**BRANO**:
· · · ·

Catone Uticense (95-46 a. C.)

Uscito insieme a Virgilio dalla profonda notte infernale (aura morta) il paesaggio cambia: solitudine e silenzio e un’alba dal dolce color d’oriental zaffiro che restituisce a Dante serenità. La montagna del Purgatorio guardata dalla spiaggia luminosa ha una solennità quieta e celeste, l’aria è dolce e pacata, un cielo azzurro sovrasta un mondo dove vige gentilezza, concordia, speranza, dove le pene da espiare non sono terribili come nell’Inferno, hanno un limite prestabilito oltre il quale si apre l’eterna beatitudine; qui si è assopita l’urgenza delle passioni terrene e ne è rimasto solo il ricordo lontano.

[…] Sulla spiaggia che si estende ai piedi della montagna erta ed aspra del Purgatorio avviene l’incontro con Catone l’Uticense, guardiano di quel luogo, […] è raffigurato con barba lunga e brizzolata, capelli che scendono sul petto, volto illuminato da quattro stelle che rappresentano le quattro virtù cardinali (Prudenza, Giustizia, Fortezza, Temperanza):

Vidi presso di me un veglio solo,
degno di tanta reverenza in vista,
che più non dee a padre alcun figliuolo.
Lunga la barba e di pel bianco mista
portava, a’ suoi capelli simigliante,
de’ quai cadeva al petto doppia lista.
(
Purgatorio, I, 31-36)

A guardia delle porte del Purgatorio Dante ha posto un uomo politico romano di incrollabili principi stoici, Marco Porcio Catone detto l’Uticense (figlio dell’omonimo Marco Porcio Catone il censore). Durante la guerra civile tra Cesare e Pompeo, si schierò con quest’ultimo considerando Cesare un pericolo per le istituzioni repubblicane. Dopo la sconfitta a Farsalo (in Tessaglia) e la morte di Pompeo stesso in Egitto per mano dei sicari del re Tolomeo XIII (48 a. C.), Catone raggiunse i pompeiani che si erano riorganizzati in Africa ma la sconfitta, subita a Tapso (46), lo spinse nello stesso anno a darsi volontariamente la morte a Utica, da qui l’appellativo Uticense. Non volle cadere nelle mani di Cesare e sopravvivere alla caduta delle libertà repubblicane.

· · · ·

**ATTIVITÀ DA SVOLGERE 1**: Trascrivi fedelmente dal brano su Catone Uticense il tratto compreso tra "[…] Sulla spiaggia" e "petto doppia lista.".
**ATTIVITÀ DA SVOLGERE 2**: Elenca le virtù cardinali che, secondo il brano su Catone Uticense, sono rappresentate dalle quattro stelle che illuminano il volto di Catone.
Le voci riportate di seguito non servono allo svolgimento.

[Voci di dati archiviate]
· · · ·

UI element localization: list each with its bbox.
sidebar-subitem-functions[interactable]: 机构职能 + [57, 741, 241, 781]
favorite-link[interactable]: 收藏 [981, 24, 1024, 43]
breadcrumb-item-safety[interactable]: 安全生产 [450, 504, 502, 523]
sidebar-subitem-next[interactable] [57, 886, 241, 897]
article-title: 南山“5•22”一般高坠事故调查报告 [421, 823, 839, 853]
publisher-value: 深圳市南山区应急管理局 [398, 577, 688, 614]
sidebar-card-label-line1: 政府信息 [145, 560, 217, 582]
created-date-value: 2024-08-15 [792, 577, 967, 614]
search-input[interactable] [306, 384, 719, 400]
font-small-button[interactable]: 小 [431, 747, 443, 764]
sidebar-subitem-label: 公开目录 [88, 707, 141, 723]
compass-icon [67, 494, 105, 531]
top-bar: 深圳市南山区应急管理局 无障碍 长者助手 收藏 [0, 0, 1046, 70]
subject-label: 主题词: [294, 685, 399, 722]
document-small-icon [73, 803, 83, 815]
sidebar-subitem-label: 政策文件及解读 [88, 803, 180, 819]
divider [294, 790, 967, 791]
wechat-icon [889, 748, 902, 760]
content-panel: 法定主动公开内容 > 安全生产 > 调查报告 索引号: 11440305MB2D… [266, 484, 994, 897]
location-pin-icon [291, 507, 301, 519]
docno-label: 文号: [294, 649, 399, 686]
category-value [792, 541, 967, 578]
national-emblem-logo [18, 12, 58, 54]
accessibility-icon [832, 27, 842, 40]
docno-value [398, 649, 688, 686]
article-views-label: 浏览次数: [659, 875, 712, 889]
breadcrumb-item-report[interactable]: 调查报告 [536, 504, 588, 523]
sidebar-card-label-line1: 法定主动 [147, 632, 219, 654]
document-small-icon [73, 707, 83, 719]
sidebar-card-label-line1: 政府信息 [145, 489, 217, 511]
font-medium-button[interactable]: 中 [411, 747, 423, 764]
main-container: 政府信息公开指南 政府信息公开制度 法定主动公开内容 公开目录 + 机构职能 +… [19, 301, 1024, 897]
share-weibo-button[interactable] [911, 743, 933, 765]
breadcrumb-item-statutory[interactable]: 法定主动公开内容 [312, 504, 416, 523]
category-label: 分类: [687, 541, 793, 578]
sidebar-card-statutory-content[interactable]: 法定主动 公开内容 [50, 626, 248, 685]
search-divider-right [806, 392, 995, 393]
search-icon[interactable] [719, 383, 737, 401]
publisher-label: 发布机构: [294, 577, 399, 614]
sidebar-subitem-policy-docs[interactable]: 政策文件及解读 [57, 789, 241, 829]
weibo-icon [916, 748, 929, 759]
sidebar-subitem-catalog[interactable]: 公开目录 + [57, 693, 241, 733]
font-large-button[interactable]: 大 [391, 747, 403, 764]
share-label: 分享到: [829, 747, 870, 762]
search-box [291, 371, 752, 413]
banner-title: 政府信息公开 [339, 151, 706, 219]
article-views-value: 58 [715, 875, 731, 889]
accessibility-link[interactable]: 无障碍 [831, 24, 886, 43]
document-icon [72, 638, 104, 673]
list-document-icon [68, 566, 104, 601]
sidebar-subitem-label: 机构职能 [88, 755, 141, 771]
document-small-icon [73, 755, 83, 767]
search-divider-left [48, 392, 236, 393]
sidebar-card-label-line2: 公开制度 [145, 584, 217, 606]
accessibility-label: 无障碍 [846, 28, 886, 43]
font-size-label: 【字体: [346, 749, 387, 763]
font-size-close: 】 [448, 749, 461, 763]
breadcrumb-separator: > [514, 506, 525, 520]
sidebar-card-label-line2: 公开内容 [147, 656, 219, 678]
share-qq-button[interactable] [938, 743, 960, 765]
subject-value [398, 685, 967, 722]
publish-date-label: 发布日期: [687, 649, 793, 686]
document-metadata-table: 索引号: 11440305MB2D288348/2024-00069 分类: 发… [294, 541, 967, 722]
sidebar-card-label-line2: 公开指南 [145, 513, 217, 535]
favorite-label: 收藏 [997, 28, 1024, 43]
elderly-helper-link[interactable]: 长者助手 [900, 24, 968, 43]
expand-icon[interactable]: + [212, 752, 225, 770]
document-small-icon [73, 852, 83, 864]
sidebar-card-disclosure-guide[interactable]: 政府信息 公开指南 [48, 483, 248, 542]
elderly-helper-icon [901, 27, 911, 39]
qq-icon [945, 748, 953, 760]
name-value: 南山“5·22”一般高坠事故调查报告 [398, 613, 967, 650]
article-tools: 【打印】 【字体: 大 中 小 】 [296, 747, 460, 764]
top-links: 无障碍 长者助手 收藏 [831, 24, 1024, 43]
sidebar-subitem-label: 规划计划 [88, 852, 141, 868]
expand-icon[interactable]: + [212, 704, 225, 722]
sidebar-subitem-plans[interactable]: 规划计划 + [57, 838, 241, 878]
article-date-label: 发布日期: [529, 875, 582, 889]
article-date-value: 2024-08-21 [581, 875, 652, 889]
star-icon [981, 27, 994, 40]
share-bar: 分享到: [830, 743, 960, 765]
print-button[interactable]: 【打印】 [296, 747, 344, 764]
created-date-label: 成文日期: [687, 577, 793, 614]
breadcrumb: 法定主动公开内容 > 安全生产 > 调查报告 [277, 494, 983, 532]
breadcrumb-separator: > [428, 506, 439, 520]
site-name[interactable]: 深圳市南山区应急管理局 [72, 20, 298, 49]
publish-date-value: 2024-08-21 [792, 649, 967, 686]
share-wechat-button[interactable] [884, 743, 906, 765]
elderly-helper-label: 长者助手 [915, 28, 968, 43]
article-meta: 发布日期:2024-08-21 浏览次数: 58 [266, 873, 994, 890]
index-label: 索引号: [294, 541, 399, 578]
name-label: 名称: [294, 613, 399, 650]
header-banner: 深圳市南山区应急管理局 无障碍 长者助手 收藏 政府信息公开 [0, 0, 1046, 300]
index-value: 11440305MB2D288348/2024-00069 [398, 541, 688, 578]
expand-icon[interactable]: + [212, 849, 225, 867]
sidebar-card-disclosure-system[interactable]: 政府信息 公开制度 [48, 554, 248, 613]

· · · ·

**SOLUZIONE 1**:
[…] Sulla spiaggia che si estende ai piedi della montagna erta ed aspra del Purgatorio avviene l’incontro con Catone l’Uticense, guardiano di quel luogo, […] è raffigurato con barba lunga e brizzolata, capelli che scendono sul petto, volto illuminato da quattro stelle che rappresentano le quattro virtù cardinali (Prudenza, Giustizia, Fortezza, Temperanza):

Vidi presso di me un veglio solo,
degno di tanta reverenza in vista,
che più non dee a padre alcun figliuolo.
Lunga la barba e di pel bianco mista
portava, a’ suoi capelli simigliante,
de’ quai cadeva al petto doppia lista.

**SOLUZIONE 2**: Prudenza, Giustizia, Fortezza, Temperanza